→ SUPPLIED MATERIAL:
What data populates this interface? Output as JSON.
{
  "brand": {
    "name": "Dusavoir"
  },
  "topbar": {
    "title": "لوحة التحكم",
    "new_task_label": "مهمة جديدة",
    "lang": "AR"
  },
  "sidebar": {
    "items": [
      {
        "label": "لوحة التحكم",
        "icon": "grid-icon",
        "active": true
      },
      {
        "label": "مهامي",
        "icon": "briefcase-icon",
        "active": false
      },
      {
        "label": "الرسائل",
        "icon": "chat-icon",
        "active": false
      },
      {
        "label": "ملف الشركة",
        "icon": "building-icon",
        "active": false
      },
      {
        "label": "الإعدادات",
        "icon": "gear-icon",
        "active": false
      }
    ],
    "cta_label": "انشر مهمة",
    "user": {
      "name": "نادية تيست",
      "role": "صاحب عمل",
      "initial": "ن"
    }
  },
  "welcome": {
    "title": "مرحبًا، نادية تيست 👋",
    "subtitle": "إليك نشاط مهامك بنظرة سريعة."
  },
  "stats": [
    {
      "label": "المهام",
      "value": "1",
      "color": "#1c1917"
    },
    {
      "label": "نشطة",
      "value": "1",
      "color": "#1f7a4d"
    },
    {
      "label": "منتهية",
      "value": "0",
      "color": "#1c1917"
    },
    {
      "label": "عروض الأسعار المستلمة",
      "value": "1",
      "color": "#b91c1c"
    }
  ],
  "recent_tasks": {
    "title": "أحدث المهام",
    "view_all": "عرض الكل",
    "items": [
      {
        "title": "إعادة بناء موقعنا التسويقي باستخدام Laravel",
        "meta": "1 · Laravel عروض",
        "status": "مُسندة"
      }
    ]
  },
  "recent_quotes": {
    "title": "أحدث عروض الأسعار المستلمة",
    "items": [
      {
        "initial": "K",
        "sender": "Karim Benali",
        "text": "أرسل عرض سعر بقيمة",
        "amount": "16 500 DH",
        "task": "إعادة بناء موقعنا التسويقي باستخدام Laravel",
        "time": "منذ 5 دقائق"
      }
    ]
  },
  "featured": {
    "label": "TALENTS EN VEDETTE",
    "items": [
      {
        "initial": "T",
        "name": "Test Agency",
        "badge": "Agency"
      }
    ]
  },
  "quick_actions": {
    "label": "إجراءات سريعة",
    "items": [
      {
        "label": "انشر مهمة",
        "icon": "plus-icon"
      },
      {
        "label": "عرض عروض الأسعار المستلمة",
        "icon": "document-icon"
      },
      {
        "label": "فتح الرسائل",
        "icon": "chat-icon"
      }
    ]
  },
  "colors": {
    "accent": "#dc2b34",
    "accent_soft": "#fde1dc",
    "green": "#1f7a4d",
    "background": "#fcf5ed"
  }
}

→ WORK TO BE COMPLETED: List the lines of the records where "التحكم" occurs.

→ WORKED ANSWER:
    "title": "لوحة التحكم",
        "label": "لوحة التحكم",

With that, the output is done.